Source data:
★ ★ ★ ★ ★ ★ ★
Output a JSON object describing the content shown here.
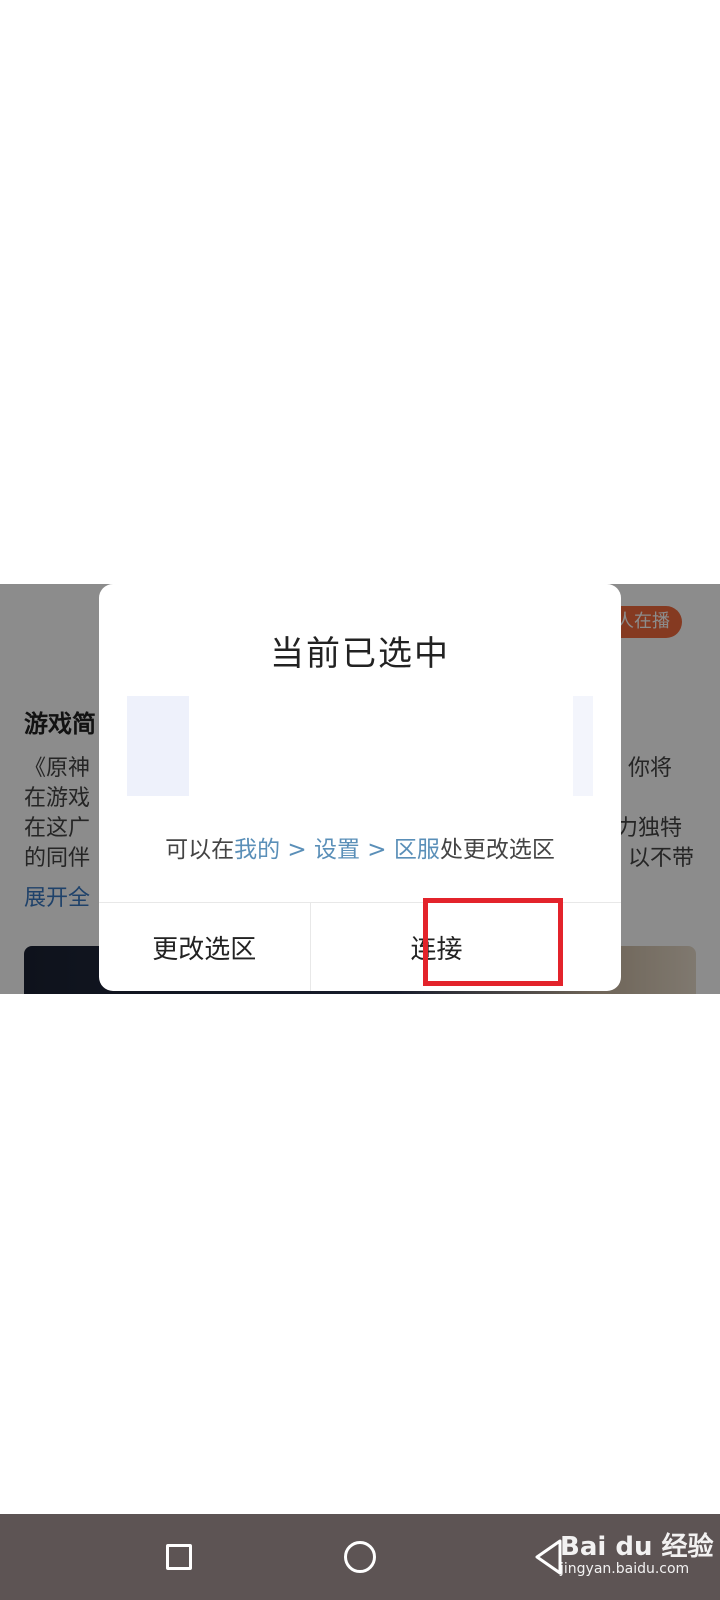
{
  "background_app": {
    "live_badge": "人在播",
    "section_title": "游戏简",
    "description_lines": [
      "《原神",
      "在游戏",
      "在这广",
      "的同伴"
    ],
    "description_right": [
      "你将",
      "",
      "力独特",
      "以不带"
    ],
    "expand_link": "展开全"
  },
  "dialog": {
    "title": "当前已选中",
    "hint_prefix": "可以在",
    "hint_link_1": "我的",
    "hint_sep_1": " > ",
    "hint_link_2": "设置",
    "hint_sep_2": " > ",
    "hint_link_3": "区服",
    "hint_suffix": "处更改选区",
    "change_button": "更改选区",
    "connect_button": "连接"
  },
  "nav_bar": {
    "icons": [
      "recent-apps-icon",
      "home-icon",
      "back-icon"
    ]
  },
  "watermark": {
    "main": "Bai du 经验",
    "sub": "jingyan.baidu.com"
  },
  "colors": {
    "highlight": "#e3232b",
    "link": "#5a8fb8",
    "nav_bar": "#5d5454"
  }
}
★ ★ ★ ★ ★ ★ ★
### SET EXERCISE
Pictures in the records above are left out; print everything else exactly as written.

### EXERCISE RESULT
Output a JSON object describing the content shown here.
{
  "background_app": {
    "live_badge": "人在播",
    "section_title": "游戏简",
    "description_lines": [
      "《原神",
      "在游戏",
      "在这广",
      "的同伴"
    ],
    "description_right": [
      "你将",
      "",
      "力独特",
      "以不带"
    ],
    "expand_link": "展开全"
  },
  "dialog": {
    "title": "当前已选中",
    "hint_prefix": "可以在",
    "hint_link_1": "我的",
    "hint_sep_1": " > ",
    "hint_link_2": "设置",
    "hint_sep_2": " > ",
    "hint_link_3": "区服",
    "hint_suffix": "处更改选区",
    "change_button": "更改选区",
    "connect_button": "连接"
  },
  "nav_bar": {
    "icons": [
      "recent-apps-icon",
      "home-icon",
      "back-icon"
    ]
  },
  "watermark": {
    "main": "Bai du 经验",
    "sub": "jingyan.baidu.com"
  },
  "colors": {
    "highlight": "#e3232b",
    "link": "#5a8fb8",
    "nav_bar": "#5d5454"
  }
}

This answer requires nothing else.